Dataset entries
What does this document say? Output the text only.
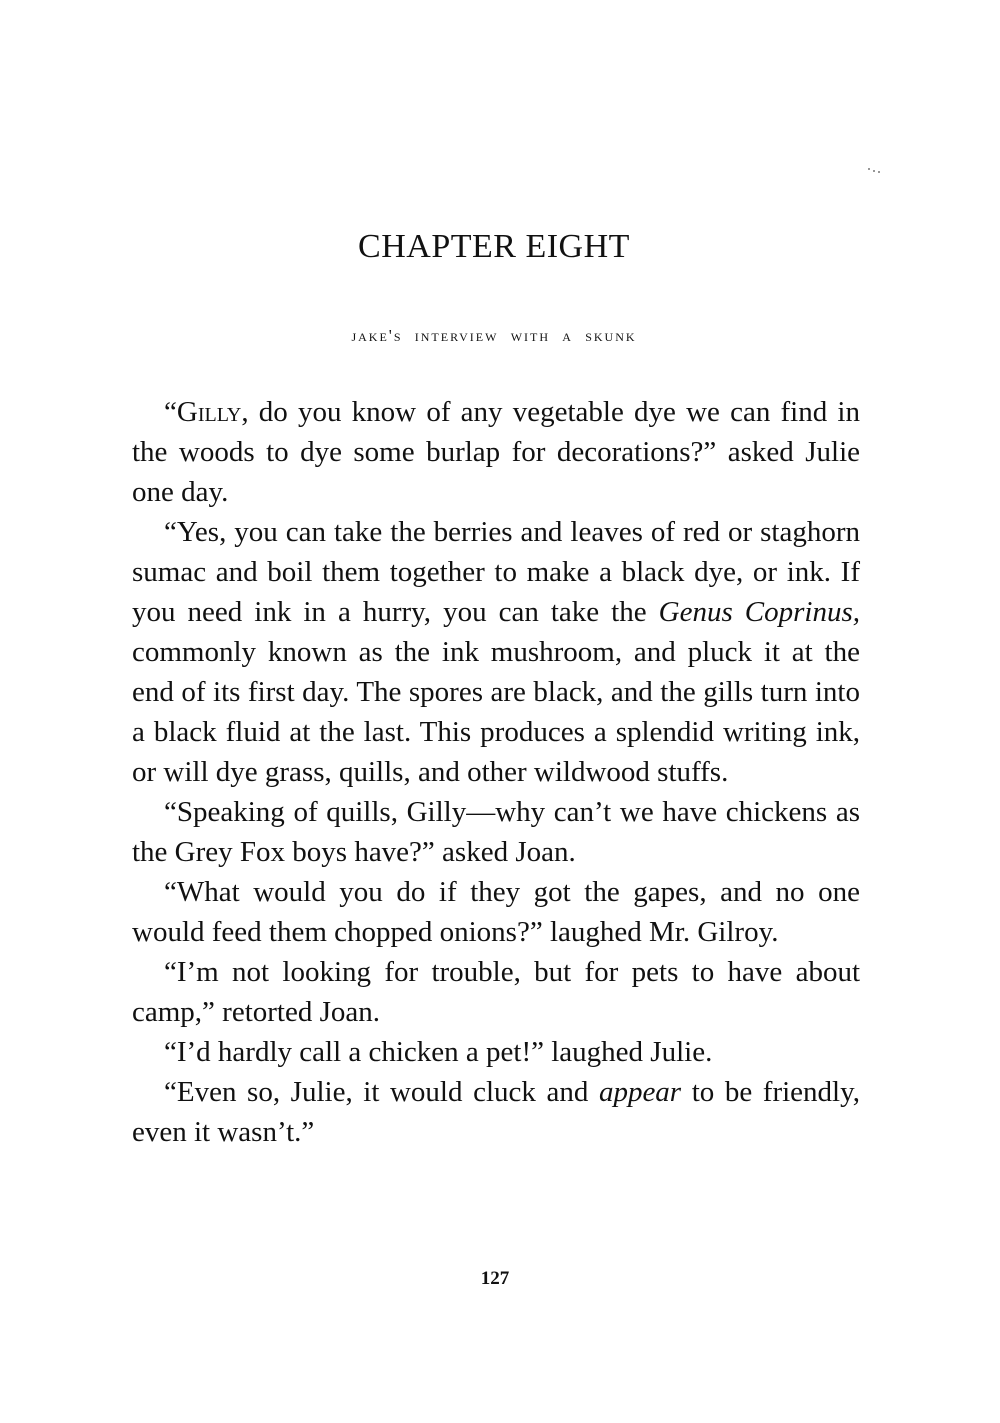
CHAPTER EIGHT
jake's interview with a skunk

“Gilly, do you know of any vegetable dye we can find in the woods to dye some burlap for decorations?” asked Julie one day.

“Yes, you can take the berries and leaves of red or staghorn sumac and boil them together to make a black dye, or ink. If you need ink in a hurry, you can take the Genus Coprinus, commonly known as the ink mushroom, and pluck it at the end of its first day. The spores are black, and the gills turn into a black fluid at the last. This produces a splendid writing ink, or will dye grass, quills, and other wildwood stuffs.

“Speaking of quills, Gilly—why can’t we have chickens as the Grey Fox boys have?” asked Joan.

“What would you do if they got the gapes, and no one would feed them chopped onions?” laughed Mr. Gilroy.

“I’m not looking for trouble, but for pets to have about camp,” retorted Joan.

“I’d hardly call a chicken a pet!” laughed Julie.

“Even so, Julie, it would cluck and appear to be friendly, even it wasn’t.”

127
--
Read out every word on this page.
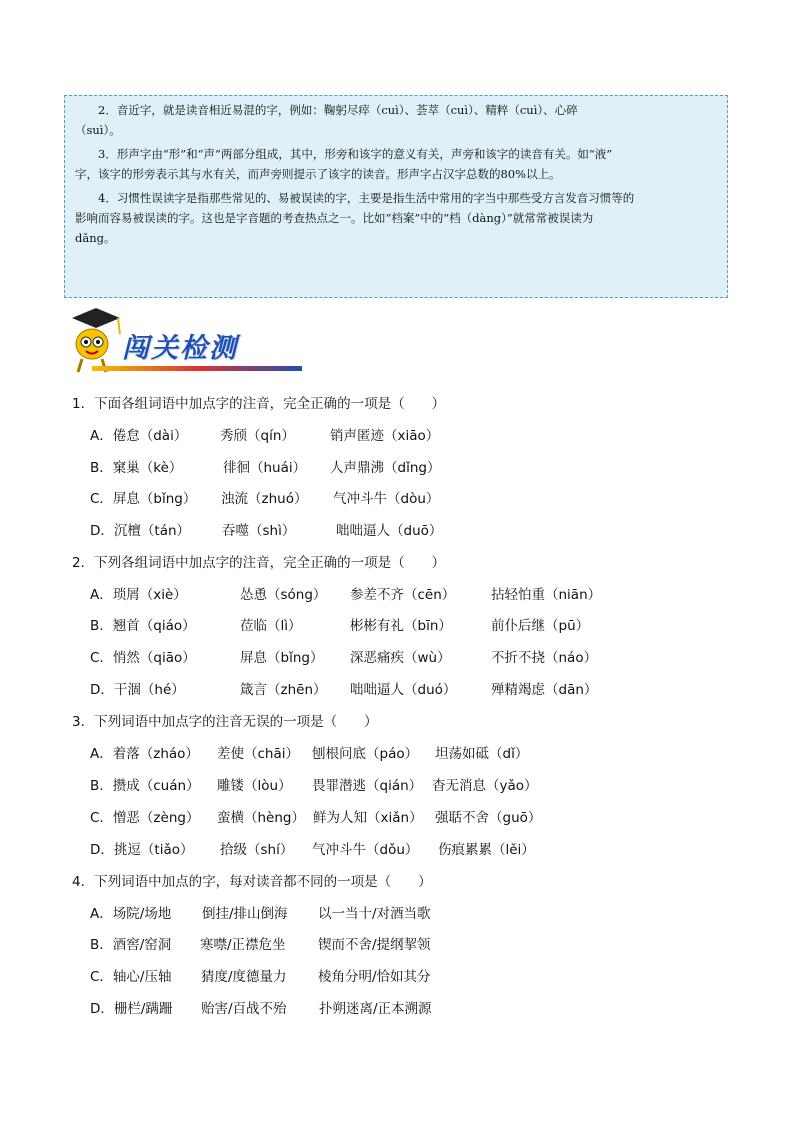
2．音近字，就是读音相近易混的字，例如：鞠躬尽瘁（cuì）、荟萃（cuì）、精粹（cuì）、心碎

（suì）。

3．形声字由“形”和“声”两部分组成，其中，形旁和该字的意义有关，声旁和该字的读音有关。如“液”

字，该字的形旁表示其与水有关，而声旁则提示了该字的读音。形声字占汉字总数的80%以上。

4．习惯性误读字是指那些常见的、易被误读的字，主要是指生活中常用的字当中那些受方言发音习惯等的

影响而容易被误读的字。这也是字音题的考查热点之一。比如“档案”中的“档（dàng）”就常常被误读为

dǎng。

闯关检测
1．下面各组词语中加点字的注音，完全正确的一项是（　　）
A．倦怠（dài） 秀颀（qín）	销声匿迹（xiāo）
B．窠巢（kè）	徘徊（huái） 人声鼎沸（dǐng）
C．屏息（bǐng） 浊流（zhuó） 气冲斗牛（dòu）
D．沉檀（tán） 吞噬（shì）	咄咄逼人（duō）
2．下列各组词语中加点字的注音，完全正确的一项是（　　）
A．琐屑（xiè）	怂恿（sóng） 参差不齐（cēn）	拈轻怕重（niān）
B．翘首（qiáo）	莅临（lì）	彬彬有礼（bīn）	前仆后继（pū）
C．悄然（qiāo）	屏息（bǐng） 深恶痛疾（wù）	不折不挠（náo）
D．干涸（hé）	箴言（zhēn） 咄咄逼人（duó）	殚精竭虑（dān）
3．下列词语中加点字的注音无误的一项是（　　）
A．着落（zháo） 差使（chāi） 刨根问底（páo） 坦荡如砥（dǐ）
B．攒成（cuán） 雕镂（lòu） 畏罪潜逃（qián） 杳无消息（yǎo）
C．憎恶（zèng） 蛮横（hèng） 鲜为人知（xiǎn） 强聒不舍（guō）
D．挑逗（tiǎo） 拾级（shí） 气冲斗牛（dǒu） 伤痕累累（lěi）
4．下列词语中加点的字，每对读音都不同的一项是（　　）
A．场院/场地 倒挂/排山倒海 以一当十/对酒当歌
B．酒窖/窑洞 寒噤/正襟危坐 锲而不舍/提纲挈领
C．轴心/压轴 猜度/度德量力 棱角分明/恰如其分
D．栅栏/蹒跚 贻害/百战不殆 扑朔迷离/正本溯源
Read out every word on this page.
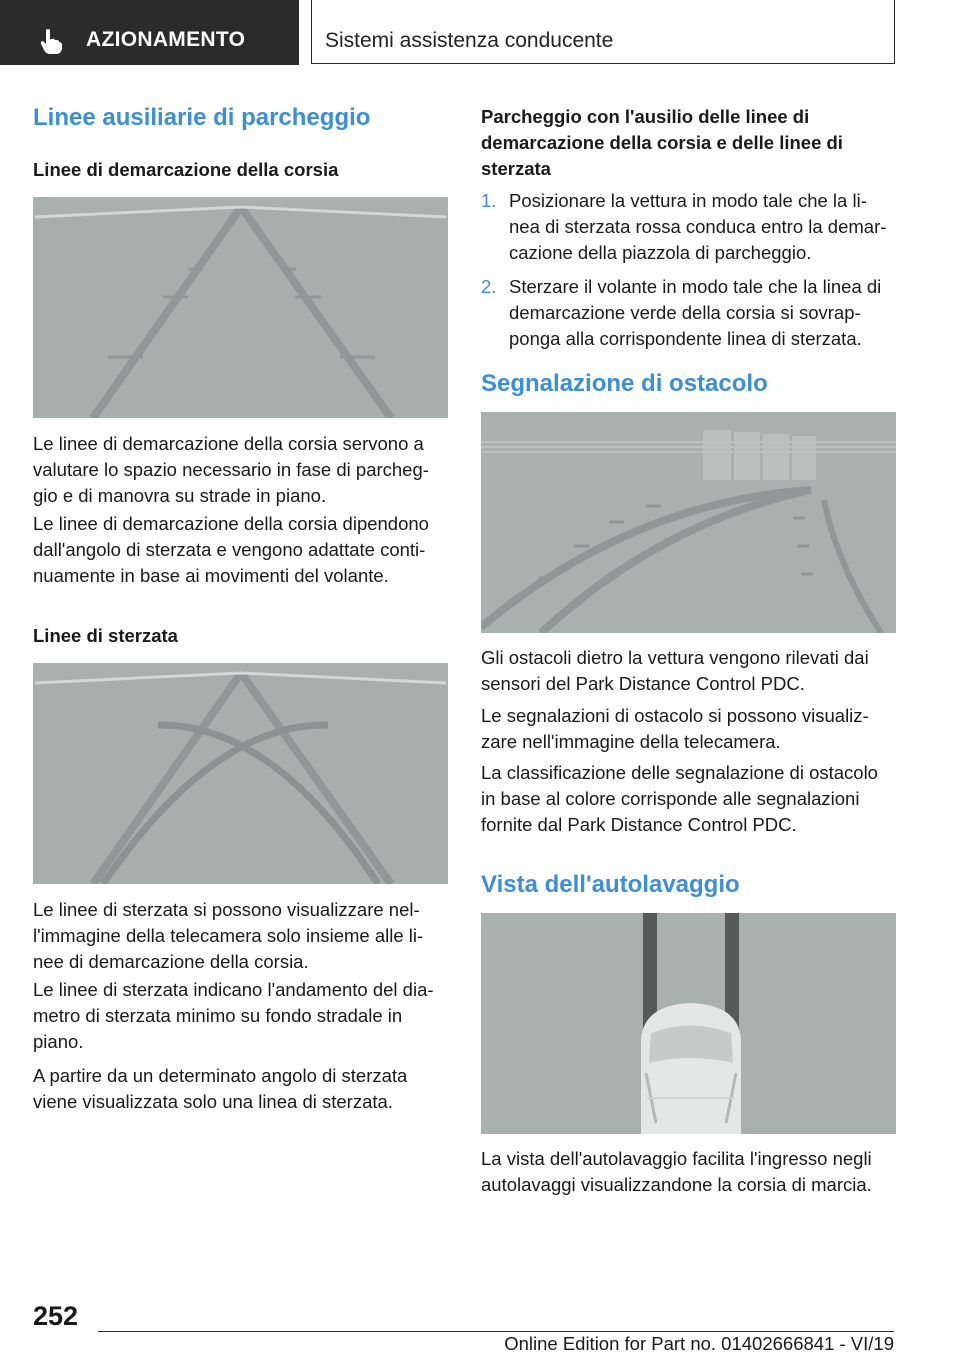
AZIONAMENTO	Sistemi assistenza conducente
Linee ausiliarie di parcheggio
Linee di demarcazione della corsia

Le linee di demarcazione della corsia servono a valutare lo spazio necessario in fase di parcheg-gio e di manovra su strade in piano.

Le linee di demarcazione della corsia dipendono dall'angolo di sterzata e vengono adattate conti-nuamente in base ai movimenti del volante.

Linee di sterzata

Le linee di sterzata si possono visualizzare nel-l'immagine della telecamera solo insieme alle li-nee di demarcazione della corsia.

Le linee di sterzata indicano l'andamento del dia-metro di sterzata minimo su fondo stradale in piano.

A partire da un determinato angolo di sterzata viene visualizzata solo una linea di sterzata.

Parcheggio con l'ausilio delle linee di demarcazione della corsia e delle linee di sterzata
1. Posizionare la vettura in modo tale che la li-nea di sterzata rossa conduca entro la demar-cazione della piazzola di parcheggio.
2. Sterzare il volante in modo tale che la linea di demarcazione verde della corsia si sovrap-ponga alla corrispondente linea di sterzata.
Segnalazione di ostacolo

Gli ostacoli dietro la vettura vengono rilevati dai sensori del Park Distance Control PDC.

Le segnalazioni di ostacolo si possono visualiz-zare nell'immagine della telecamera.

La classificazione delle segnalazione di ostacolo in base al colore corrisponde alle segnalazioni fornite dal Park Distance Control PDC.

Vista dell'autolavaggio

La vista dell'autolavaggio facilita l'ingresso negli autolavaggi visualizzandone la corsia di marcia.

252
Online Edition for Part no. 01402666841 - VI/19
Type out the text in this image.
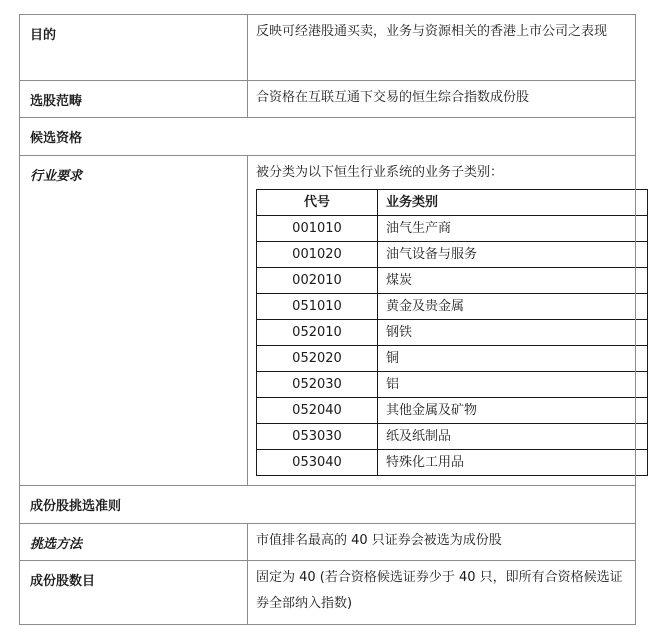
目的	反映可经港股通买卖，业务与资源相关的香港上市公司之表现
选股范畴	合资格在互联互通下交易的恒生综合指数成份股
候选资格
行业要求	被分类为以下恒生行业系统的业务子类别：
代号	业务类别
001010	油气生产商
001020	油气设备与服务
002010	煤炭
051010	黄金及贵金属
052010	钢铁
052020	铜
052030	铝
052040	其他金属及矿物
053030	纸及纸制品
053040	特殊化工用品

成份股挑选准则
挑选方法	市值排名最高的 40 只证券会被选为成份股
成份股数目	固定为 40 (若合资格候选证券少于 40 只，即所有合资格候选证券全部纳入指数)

_TASK PROMPT_
Show every line of the listing in which the string "vettura" can be found.

_RESULT OF THE EXERCISE_
1. Posizionare la vettura in modo tale che la li-nea di sterzata rossa conduca entro la demar-cazione della piazzola di parcheggio.
Gli ostacoli dietro la vettura vengono rilevati dai sensori del Park Distance Control PDC.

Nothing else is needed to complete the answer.